> _Exercise goal_
Produce an exact copy of all the records.

[start of Input records]

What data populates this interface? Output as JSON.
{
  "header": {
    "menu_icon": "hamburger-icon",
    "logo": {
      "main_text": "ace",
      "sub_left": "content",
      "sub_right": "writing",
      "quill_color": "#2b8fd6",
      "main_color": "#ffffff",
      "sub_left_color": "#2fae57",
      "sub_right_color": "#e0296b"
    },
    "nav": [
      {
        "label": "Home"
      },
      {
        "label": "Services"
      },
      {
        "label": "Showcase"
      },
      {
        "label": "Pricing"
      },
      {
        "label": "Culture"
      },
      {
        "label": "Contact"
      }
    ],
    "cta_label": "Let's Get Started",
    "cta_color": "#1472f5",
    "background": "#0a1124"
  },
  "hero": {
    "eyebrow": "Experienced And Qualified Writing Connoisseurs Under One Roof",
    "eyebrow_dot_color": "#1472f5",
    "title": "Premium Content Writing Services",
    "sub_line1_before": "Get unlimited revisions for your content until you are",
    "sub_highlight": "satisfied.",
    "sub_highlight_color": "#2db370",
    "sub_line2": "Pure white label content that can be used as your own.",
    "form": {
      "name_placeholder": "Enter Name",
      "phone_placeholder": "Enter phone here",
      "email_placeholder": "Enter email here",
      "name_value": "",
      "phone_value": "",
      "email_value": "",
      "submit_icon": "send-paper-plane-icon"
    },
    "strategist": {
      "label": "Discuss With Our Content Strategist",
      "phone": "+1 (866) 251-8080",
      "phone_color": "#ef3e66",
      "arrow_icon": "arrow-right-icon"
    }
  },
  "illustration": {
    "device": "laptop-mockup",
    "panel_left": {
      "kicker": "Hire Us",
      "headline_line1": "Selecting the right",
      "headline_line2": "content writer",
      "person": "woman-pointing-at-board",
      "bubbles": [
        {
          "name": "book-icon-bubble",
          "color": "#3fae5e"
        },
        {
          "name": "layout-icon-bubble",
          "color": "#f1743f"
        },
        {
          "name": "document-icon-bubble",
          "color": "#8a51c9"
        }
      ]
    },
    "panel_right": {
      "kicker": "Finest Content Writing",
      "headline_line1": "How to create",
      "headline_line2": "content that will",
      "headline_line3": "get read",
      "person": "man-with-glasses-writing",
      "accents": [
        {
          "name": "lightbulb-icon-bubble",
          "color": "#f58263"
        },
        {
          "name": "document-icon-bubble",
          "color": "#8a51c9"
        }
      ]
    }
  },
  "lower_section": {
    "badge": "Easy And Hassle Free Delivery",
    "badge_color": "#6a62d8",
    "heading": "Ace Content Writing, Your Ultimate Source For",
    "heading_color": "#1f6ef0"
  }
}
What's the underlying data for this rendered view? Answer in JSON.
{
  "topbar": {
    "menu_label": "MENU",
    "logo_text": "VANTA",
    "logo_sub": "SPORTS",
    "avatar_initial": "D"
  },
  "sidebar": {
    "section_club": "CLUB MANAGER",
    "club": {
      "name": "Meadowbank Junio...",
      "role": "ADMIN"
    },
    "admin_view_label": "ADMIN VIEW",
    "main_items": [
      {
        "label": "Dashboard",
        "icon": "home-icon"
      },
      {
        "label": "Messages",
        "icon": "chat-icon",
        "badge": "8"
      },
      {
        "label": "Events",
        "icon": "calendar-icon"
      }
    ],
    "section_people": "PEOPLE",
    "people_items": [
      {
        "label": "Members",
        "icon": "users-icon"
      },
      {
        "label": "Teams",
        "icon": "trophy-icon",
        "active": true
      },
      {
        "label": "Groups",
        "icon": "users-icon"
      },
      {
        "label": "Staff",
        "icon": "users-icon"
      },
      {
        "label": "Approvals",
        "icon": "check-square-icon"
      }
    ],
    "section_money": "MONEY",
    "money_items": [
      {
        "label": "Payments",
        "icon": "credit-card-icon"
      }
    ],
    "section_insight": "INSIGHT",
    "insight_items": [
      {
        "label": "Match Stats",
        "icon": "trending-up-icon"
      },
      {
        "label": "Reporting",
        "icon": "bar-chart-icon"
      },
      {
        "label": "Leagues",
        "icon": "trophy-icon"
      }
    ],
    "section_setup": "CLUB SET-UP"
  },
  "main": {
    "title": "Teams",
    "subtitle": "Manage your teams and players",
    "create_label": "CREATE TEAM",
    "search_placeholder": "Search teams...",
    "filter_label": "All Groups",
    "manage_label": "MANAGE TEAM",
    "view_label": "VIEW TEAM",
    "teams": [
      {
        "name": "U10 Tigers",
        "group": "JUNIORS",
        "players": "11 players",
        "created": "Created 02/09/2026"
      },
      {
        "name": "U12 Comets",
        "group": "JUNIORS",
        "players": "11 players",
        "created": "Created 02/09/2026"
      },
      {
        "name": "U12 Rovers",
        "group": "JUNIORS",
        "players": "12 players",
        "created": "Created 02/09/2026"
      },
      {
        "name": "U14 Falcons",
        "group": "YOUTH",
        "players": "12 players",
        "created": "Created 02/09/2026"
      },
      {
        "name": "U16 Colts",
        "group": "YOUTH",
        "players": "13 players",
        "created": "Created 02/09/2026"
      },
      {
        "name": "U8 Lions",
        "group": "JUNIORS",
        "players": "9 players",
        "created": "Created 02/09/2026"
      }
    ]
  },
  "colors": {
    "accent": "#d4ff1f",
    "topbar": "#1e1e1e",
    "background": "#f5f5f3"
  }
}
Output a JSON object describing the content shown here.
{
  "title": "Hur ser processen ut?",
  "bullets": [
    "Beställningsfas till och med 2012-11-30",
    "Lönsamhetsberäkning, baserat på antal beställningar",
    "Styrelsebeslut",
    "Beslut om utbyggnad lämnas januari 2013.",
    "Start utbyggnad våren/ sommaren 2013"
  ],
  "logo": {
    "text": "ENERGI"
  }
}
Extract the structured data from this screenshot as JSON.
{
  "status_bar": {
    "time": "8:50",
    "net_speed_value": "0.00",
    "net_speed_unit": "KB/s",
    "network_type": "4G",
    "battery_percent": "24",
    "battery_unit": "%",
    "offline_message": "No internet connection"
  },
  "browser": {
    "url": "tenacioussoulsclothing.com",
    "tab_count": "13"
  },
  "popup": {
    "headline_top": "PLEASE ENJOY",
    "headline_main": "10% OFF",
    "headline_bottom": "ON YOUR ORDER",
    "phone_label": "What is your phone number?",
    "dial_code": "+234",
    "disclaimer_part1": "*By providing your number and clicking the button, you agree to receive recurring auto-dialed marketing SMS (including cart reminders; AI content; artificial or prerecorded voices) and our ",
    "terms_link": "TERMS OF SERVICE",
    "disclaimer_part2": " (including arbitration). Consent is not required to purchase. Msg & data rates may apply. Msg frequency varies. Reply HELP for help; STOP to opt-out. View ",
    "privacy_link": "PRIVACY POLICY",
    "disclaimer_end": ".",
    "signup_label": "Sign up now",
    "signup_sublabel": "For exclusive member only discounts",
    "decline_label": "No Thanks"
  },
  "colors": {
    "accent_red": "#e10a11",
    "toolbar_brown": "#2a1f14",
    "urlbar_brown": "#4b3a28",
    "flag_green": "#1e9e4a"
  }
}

[end of Input records]

> _Finished exercise_
What data populates this interface? Output as JSON.
{
  "header": {
    "menu_icon": "hamburger-icon",
    "logo": {
      "main_text": "ace",
      "sub_left": "content",
      "sub_right": "writing",
      "quill_color": "#2b8fd6",
      "main_color": "#ffffff",
      "sub_left_color": "#2fae57",
      "sub_right_color": "#e0296b"
    },
    "nav": [
      {
        "label": "Home"
      },
      {
        "label": "Services"
      },
      {
        "label": "Showcase"
      },
      {
        "label": "Pricing"
      },
      {
        "label": "Culture"
      },
      {
        "label": "Contact"
      }
    ],
    "cta_label": "Let's Get Started",
    "cta_color": "#1472f5",
    "background": "#0a1124"
  },
  "hero": {
    "eyebrow": "Experienced And Qualified Writing Connoisseurs Under One Roof",
    "eyebrow_dot_color": "#1472f5",
    "title": "Premium Content Writing Services",
    "sub_line1_before": "Get unlimited revisions for your content until you are",
    "sub_highlight": "satisfied.",
    "sub_highlight_color": "#2db370",
    "sub_line2": "Pure white label content that can be used as your own.",
    "form": {
      "name_placeholder": "Enter Name",
      "phone_placeholder": "Enter phone here",
      "email_placeholder": "Enter email here",
      "name_value": "",
      "phone_value": "",
      "email_value": "",
      "submit_icon": "send-paper-plane-icon"
    },
    "strategist": {
      "label": "Discuss With Our Content Strategist",
      "phone": "+1 (866) 251-8080",
      "phone_color": "#ef3e66",
      "arrow_icon": "arrow-right-icon"
    }
  },
  "illustration": {
    "device": "laptop-mockup",
    "panel_left": {
      "kicker": "Hire Us",
      "headline_line1": "Selecting the right",
      "headline_line2": "content writer",
      "person": "woman-pointing-at-board",
      "bubbles": [
        {
          "name": "book-icon-bubble",
          "color": "#3fae5e"
        },
        {
          "name": "layout-icon-bubble",
          "color": "#f1743f"
        },
        {
          "name": "document-icon-bubble",
          "color": "#8a51c9"
        }
      ]
    },
    "panel_right": {
      "kicker": "Finest Content Writing",
      "headline_line1": "How to create",
      "headline_line2": "content that will",
      "headline_line3": "get read",
      "person": "man-with-glasses-writing",
      "accents": [
        {
          "name": "lightbulb-icon-bubble",
          "color": "#f58263"
        },
        {
          "name": "document-icon-bubble",
          "color": "#8a51c9"
        }
      ]
    }
  },
  "lower_section": {
    "badge": "Easy And Hassle Free Delivery",
    "badge_color": "#6a62d8",
    "heading": "Ace Content Writing, Your Ultimate Source For",
    "heading_color": "#1f6ef0"
  }
}
What's the underlying data for this rendered view? Answer in JSON.
{
  "topbar": {
    "menu_label": "MENU",
    "logo_text": "VANTA",
    "logo_sub": "SPORTS",
    "avatar_initial": "D"
  },
  "sidebar": {
    "section_club": "CLUB MANAGER",
    "club": {
      "name": "Meadowbank Junio...",
      "role": "ADMIN"
    },
    "admin_view_label": "ADMIN VIEW",
    "main_items": [
      {
        "label": "Dashboard",
        "icon": "home-icon"
      },
      {
        "label": "Messages",
        "icon": "chat-icon",
        "badge": "8"
      },
      {
        "label": "Events",
        "icon": "calendar-icon"
      }
    ],
    "section_people": "PEOPLE",
    "people_items": [
      {
        "label": "Members",
        "icon": "users-icon"
      },
      {
        "label": "Teams",
        "icon": "trophy-icon",
        "active": true
      },
      {
        "label": "Groups",
        "icon": "users-icon"
      },
      {
        "label": "Staff",
        "icon": "users-icon"
      },
      {
        "label": "Approvals",
        "icon": "check-square-icon"
      }
    ],
    "section_money": "MONEY",
    "money_items": [
      {
        "label": "Payments",
        "icon": "credit-card-icon"
      }
    ],
    "section_insight": "INSIGHT",
    "insight_items": [
      {
        "label": "Match Stats",
        "icon": "trending-up-icon"
      },
      {
        "label": "Reporting",
        "icon": "bar-chart-icon"
      },
      {
        "label": "Leagues",
        "icon": "trophy-icon"
      }
    ],
    "section_setup": "CLUB SET-UP"
  },
  "main": {
    "title": "Teams",
    "subtitle": "Manage your teams and players",
    "create_label": "CREATE TEAM",
    "search_placeholder": "Search teams...",
    "filter_label": "All Groups",
    "manage_label": "MANAGE TEAM",
    "view_label": "VIEW TEAM",
    "teams": [
      {
        "name": "U10 Tigers",
        "group": "JUNIORS",
        "players": "11 players",
        "created": "Created 02/09/2026"
      },
      {
        "name": "U12 Comets",
        "group": "JUNIORS",
        "players": "11 players",
        "created": "Created 02/09/2026"
      },
      {
        "name": "U12 Rovers",
        "group": "JUNIORS",
        "players": "12 players",
        "created": "Created 02/09/2026"
      },
      {
        "name": "U14 Falcons",
        "group": "YOUTH",
        "players": "12 players",
        "created": "Created 02/09/2026"
      },
      {
        "name": "U16 Colts",
        "group": "YOUTH",
        "players": "13 players",
        "created": "Created 02/09/2026"
      },
      {
        "name": "U8 Lions",
        "group": "JUNIORS",
        "players": "9 players",
        "created": "Created 02/09/2026"
      }
    ]
  },
  "colors": {
    "accent": "#d4ff1f",
    "topbar": "#1e1e1e",
    "background": "#f5f5f3"
  }
}
Output a JSON object describing the content shown here.
{
  "title": "Hur ser processen ut?",
  "bullets": [
    "Beställningsfas till och med 2012-11-30",
    "Lönsamhetsberäkning, baserat på antal beställningar",
    "Styrelsebeslut",
    "Beslut om utbyggnad lämnas januari 2013.",
    "Start utbyggnad våren/ sommaren 2013"
  ],
  "logo": {
    "text": "ENERGI"
  }
}
Extract the structured data from this screenshot as JSON.
{
  "status_bar": {
    "time": "8:50",
    "net_speed_value": "0.00",
    "net_speed_unit": "KB/s",
    "network_type": "4G",
    "battery_percent": "24",
    "battery_unit": "%",
    "offline_message": "No internet connection"
  },
  "browser": {
    "url": "tenacioussoulsclothing.com",
    "tab_count": "13"
  },
  "popup": {
    "headline_top": "PLEASE ENJOY",
    "headline_main": "10% OFF",
    "headline_bottom": "ON YOUR ORDER",
    "phone_label": "What is your phone number?",
    "dial_code": "+234",
    "disclaimer_part1": "*By providing your number and clicking the button, you agree to receive recurring auto-dialed marketing SMS (including cart reminders; AI content; artificial or prerecorded voices) and our ",
    "terms_link": "TERMS OF SERVICE",
    "disclaimer_part2": " (including arbitration). Consent is not required to purchase. Msg & data rates may apply. Msg frequency varies. Reply HELP for help; STOP to opt-out. View ",
    "privacy_link": "PRIVACY POLICY",
    "disclaimer_end": ".",
    "signup_label": "Sign up now",
    "signup_sublabel": "For exclusive member only discounts",
    "decline_label": "No Thanks"
  },
  "colors": {
    "accent_red": "#e10a11",
    "toolbar_brown": "#2a1f14",
    "urlbar_brown": "#4b3a28",
    "flag_green": "#1e9e4a"
  }
}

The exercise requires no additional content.